**Given exercise**
Nothing in the data should change when you return it, but leave the pictures out.

**Material for the task**
◆ ◆ ◆ ◆

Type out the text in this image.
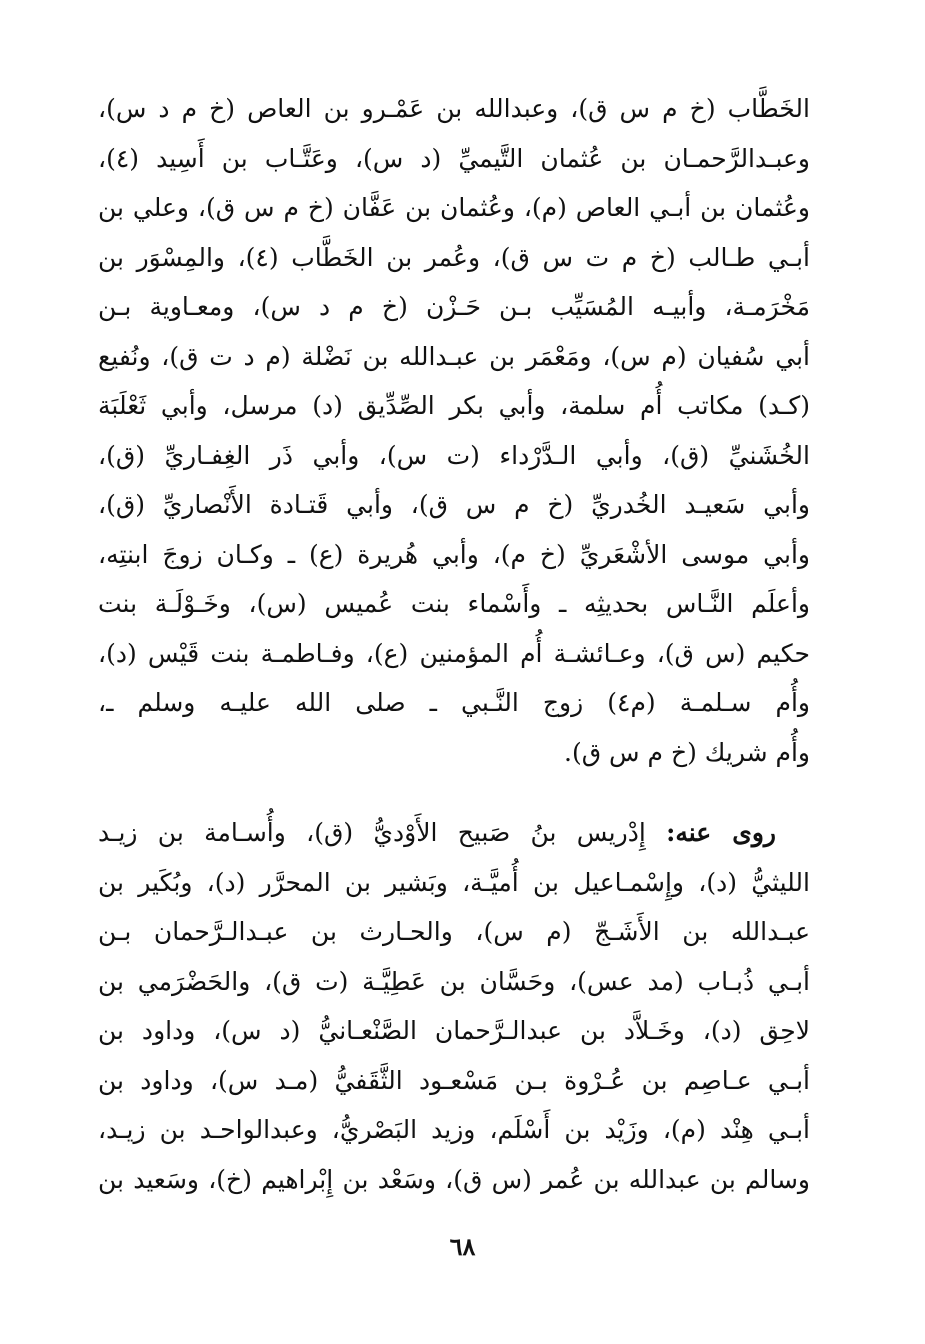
الخَطَّاب (خ م س ق)، وعبدالله بن عَمْـرو بن العاص (خ م د س)،
وعبـدالرَّحمـان بن عُثمان التَّيميِّ (د س)، وعَتَّـاب بن أَسِيد (٤)،
وعُثمان بن أبـي العاص (م)، وعُثمان بن عَفَّان (خ م س ق)، وعلي بن
أبـي طـالب (خ م ت س ق)، وعُمر بن الخَطَّاب (٤)، والمِسْوَر بن
مَخْرَمـة، وأبيـه المُسَيِّب بـن حَـزْن (خ م د س)، ومعـاوية بـن
أبي سُفيان (م س)، ومَعْمَر بن عبـدالله بن نَضْلة (م د ت ق)، ونُفيع
(كـد) مكاتب أُم سلمة، وأبي بكر الصِّدِّيق (د) مرسل، وأبي ثَعْلَبَة
الخُشَنيِّ (ق)، وأبي الـدَّرْداء (ت س)، وأبي ذَر الغِفـاريِّ (ق)،
وأبي سَعيـد الخُدريِّ (خ م س ق)، وأبي قَتـادة الأَنْصاريِّ (ق)،
وأبي موسى الأشْعَريِّ (خ م)، وأبي هُريرة (ع) ـ وكـان زوجَ ابنتِه،
وأعلَم النَّـاس بحديثِه ـ وأَسْماء بنت عُميس (س)، وخَـوْلَـة بنت
حكيم (س ق)، وعـائشـة أُم المؤمنين (ع)، وفـاطمـة بنت قَيْس (د)،
وأُم سـلمـة (م٤) زوج النَّـبي ـ صلى الله عليـه وسلم ـ،
وأُم شريك (خ م س ق).
روى عنه: إِدْريس بنُ صَبيح الأَوْديُّ (ق)، وأُسـامة بن زيـد
الليثيُّ (د)، وإِسْمـاعيل بن أُميَّـة، وبَشير بن المحرَّر (د)، وبُكَير بن
عبـدالله بن الأَشَـجّ (م س)، والحـارث بن عبـدالـرَّحمان بـن
أبـي ذُبـاب (مد عس)، وحَسَّان بن عَطِيَّـة (ت ق)، والحَضْرَمي بن
لاحِق (د)، وخَـلاَّد بن عبدالـرَّحمان الصَّنْعـانيُّ (د س)، وداود بن
أبـي عـاصِم بن عُـرْوة بـن مَسْعـود الثَّقَفيُّ (مـد س)، وداود بن
أبـي هِنْد (م)، وزَيْد بن أَسْلَم، وزيد البَصْريُّ، وعبدالواحـد بن زيـد،
وسالم بن عبدالله بن عُمر (س ق)، وسَعْد بن إِبْراهيم (خ)، وسَعيد بن
٦٨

◆ ◆ ◆ ◆

**Task output**
Type out the text in this image.
الخَطَّاب (خ م س ق)، وعبدالله بن عَمْـرو بن العاص (خ م د س)،
وعبـدالرَّحمـان بن عُثمان التَّيميِّ (د س)، وعَتَّـاب بن أَسِيد (٤)،
وعُثمان بن أبـي العاص (م)، وعُثمان بن عَفَّان (خ م س ق)، وعلي بن
أبـي طـالب (خ م ت س ق)، وعُمر بن الخَطَّاب (٤)، والمِسْوَر بن
مَخْرَمـة، وأبيـه المُسَيِّب بـن حَـزْن (خ م د س)، ومعـاوية بـن
أبي سُفيان (م س)، ومَعْمَر بن عبـدالله بن نَضْلة (م د ت ق)، ونُفيع
(كـد) مكاتب أُم سلمة، وأبي بكر الصِّدِّيق (د) مرسل، وأبي ثَعْلَبَة
الخُشَنيِّ (ق)، وأبي الـدَّرْداء (ت س)، وأبي ذَر الغِفـاريِّ (ق)،
وأبي سَعيـد الخُدريِّ (خ م س ق)، وأبي قَتـادة الأَنْصاريِّ (ق)،
وأبي موسى الأشْعَريِّ (خ م)، وأبي هُريرة (ع) ـ وكـان زوجَ ابنتِه،
وأعلَم النَّـاس بحديثِه ـ وأَسْماء بنت عُميس (س)، وخَـوْلَـة بنت
حكيم (س ق)، وعـائشـة أُم المؤمنين (ع)، وفـاطمـة بنت قَيْس (د)،
وأُم سـلمـة (م٤) زوج النَّـبي ـ صلى الله عليـه وسلم ـ،
وأُم شريك (خ م س ق).
روى عنه: إِدْريس بنُ صَبيح الأَوْديُّ (ق)، وأُسـامة بن زيـد
الليثيُّ (د)، وإِسْمـاعيل بن أُميَّـة، وبَشير بن المحرَّر (د)، وبُكَير بن
عبـدالله بن الأَشَـجّ (م س)، والحـارث بن عبـدالـرَّحمان بـن
أبـي ذُبـاب (مد عس)، وحَسَّان بن عَطِيَّـة (ت ق)، والحَضْرَمي بن
لاحِق (د)، وخَـلاَّد بن عبدالـرَّحمان الصَّنْعـانيُّ (د س)، وداود بن
أبـي عـاصِم بن عُـرْوة بـن مَسْعـود الثَّقَفيُّ (مـد س)، وداود بن
أبـي هِنْد (م)، وزَيْد بن أَسْلَم، وزيد البَصْريُّ، وعبدالواحـد بن زيـد،
وسالم بن عبدالله بن عُمر (س ق)، وسَعْد بن إِبْراهيم (خ)، وسَعيد بن
٦٨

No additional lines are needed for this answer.